(Entries with figure data)
============================================================
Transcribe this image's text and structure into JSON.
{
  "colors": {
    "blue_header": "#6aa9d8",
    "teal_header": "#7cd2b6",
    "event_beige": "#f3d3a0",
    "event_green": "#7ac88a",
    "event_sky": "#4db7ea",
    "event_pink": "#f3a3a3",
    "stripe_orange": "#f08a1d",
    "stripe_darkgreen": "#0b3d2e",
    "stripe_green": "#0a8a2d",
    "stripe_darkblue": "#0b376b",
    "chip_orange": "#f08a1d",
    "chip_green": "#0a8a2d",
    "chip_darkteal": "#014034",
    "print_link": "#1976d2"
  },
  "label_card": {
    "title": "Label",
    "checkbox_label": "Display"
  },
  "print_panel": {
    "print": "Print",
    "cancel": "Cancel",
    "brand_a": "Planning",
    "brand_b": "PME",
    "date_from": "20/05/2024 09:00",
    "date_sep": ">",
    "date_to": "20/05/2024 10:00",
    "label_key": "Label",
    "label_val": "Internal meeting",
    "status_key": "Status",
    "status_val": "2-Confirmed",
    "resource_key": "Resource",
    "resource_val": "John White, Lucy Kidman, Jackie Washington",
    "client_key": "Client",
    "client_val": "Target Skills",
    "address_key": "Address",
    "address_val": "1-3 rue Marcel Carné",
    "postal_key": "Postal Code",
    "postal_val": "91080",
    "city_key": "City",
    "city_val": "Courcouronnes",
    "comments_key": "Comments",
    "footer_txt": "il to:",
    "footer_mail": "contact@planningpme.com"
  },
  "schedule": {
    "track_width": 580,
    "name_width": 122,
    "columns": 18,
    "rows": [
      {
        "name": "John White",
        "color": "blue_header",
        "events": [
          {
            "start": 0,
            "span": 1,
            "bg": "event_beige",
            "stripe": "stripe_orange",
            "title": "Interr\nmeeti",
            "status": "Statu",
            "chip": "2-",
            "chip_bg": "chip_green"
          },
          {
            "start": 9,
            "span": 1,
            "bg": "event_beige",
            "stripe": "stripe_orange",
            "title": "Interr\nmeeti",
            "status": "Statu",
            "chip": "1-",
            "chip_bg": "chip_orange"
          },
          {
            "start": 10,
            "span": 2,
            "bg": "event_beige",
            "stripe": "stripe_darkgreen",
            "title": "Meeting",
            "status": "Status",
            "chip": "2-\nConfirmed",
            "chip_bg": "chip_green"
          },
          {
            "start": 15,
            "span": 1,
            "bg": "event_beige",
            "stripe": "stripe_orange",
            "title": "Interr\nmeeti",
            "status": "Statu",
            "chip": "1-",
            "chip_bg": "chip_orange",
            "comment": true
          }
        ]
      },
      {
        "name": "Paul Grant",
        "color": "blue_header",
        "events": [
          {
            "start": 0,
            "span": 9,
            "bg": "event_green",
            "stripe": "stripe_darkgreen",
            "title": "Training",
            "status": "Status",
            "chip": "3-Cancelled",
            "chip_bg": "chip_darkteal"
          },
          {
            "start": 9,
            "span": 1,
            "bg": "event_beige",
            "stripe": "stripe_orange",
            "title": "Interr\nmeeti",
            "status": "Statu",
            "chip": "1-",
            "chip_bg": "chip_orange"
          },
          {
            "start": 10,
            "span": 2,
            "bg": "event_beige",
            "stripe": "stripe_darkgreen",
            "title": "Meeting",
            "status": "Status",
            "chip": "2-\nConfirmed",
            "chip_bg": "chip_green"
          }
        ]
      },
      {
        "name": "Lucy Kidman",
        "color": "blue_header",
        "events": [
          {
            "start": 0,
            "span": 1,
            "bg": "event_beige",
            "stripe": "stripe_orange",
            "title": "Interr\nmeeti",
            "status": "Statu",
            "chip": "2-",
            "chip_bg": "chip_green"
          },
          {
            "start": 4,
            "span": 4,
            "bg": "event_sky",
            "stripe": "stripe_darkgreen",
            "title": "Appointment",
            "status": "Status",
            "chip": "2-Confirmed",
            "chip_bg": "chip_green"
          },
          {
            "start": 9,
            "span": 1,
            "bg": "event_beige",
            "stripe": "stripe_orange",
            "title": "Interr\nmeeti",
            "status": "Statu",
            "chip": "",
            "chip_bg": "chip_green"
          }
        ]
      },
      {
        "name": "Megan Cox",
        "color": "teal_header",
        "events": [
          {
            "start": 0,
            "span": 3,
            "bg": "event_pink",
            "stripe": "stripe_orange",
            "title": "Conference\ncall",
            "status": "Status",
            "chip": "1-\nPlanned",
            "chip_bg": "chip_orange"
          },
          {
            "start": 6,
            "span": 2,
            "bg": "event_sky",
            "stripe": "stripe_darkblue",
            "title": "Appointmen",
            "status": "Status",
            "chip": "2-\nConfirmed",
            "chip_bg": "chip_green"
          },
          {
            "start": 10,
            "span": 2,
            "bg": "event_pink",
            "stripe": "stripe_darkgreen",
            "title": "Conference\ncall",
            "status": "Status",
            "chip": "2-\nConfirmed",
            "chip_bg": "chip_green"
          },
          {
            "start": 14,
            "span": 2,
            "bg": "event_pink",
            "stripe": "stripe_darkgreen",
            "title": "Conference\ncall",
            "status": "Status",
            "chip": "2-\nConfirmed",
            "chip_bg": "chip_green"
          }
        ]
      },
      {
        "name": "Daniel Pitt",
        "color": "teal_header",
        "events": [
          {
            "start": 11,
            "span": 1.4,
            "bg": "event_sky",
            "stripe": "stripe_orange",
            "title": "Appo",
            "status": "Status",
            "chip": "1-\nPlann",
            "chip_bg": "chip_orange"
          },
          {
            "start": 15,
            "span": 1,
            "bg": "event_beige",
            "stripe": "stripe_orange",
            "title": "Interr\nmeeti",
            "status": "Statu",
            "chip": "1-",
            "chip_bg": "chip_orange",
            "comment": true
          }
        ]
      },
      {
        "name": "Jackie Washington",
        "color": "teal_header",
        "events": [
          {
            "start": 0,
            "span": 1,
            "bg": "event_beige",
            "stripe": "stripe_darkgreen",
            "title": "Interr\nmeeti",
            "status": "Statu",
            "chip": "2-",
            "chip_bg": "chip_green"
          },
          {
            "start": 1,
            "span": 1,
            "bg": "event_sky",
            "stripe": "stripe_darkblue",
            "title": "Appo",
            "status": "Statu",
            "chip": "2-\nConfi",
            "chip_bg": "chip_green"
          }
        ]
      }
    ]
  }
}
============================================================
Written instruction:
Reproduce every line of the listing above in which the string "Lucy" appears.

Finished task:
    "resource_val": "John White, Lucy Kidman, Jackie Washington",
        "name": "Lucy Kidman",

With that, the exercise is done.